■ PROMPT ■
Scan the data below. Pull out each line where "notre" occurs.

■ ■ ■ ■

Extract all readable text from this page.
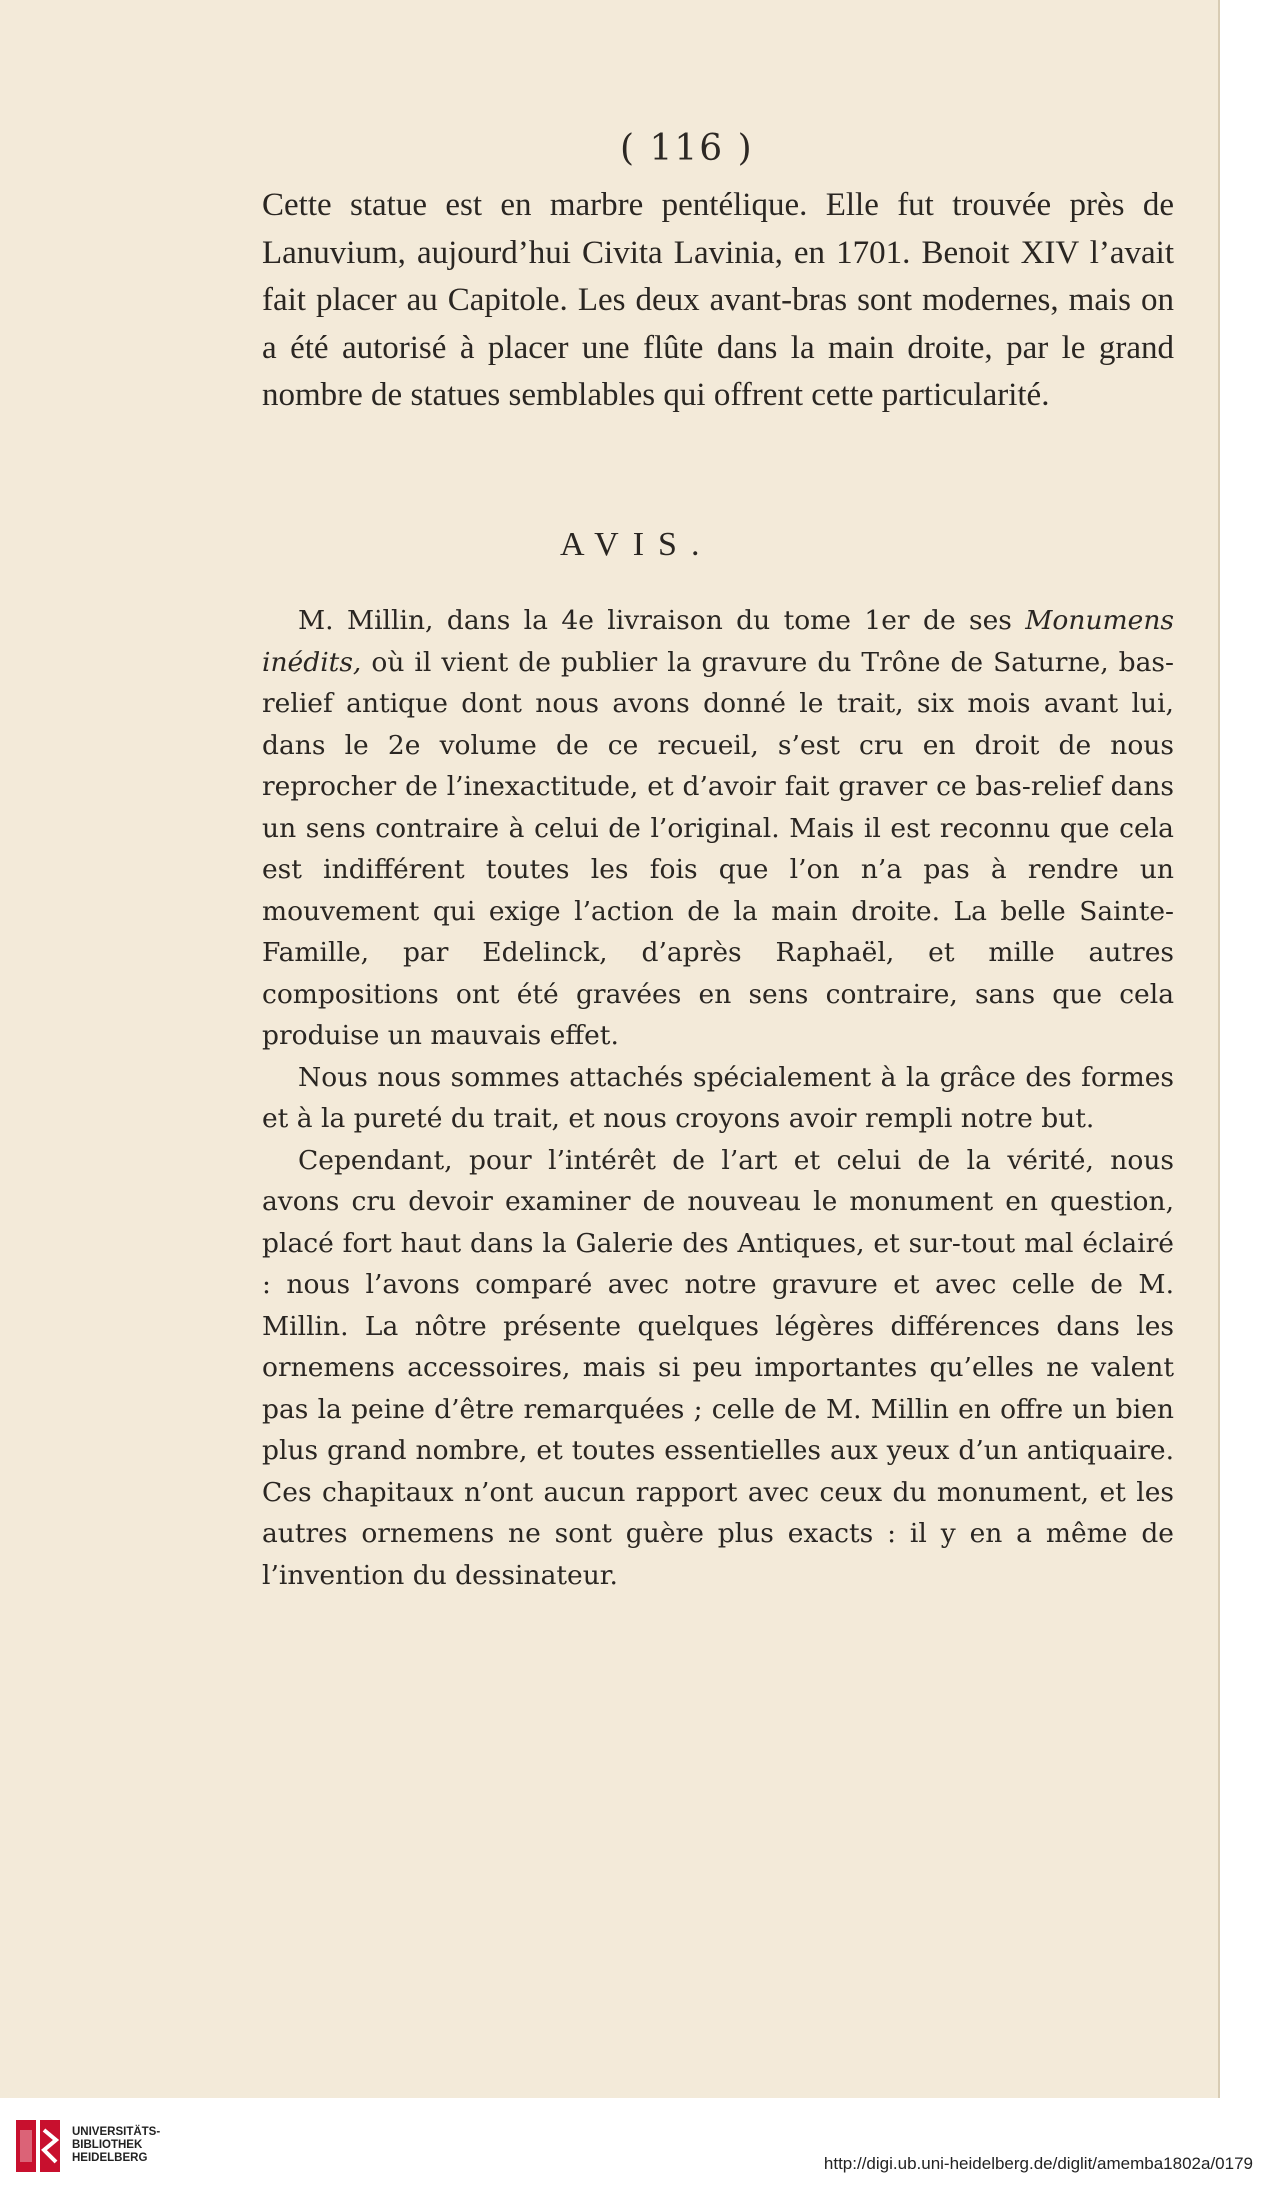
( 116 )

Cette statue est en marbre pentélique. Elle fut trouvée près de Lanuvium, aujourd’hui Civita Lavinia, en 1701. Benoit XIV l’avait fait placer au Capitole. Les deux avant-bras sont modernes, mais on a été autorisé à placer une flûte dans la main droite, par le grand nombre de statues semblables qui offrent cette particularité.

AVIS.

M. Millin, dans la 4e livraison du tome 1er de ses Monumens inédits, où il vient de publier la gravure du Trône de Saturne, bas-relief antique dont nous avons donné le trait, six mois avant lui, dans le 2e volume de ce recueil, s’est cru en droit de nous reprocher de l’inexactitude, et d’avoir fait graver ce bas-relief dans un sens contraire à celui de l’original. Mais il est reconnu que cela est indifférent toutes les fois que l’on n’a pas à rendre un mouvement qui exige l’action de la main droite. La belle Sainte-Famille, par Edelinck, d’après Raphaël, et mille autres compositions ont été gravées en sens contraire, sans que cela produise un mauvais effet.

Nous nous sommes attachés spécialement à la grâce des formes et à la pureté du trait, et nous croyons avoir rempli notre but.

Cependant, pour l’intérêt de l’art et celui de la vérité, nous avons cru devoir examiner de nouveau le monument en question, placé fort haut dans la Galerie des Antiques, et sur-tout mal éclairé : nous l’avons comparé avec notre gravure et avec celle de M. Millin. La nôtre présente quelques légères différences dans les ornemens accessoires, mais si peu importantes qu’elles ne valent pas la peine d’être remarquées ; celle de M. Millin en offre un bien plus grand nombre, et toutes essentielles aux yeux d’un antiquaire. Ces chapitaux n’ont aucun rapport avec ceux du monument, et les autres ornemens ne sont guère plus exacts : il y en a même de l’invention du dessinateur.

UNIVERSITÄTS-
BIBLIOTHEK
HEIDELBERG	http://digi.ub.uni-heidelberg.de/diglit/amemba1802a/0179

■ ■ ■ ■

■ SOLUTION ■
Nous nous sommes attachés spécialement à la grâce des formes et à la pureté du trait, et nous croyons avoir rempli notre but.
Cependant, pour l’intérêt de l’art et celui de la vérité, nous avons cru devoir examiner de nouveau le monument en question, placé fort haut dans la Galerie des Antiques, et sur-tout mal éclairé : nous l’avons comparé avec notre gravure et avec celle de M. Millin. La nôtre présente quelques légères différences dans les ornemens accessoires, mais si peu importantes qu’elles ne valent pas la peine d’être remarquées ; celle de M. Millin en offre un bien plus grand nombre, et toutes essentielles aux yeux d’un antiquaire. Ces chapitaux n’ont aucun rapport avec ceux du monument, et les autres ornemens ne sont guère plus exacts : il y en a même de l’invention du dessinateur.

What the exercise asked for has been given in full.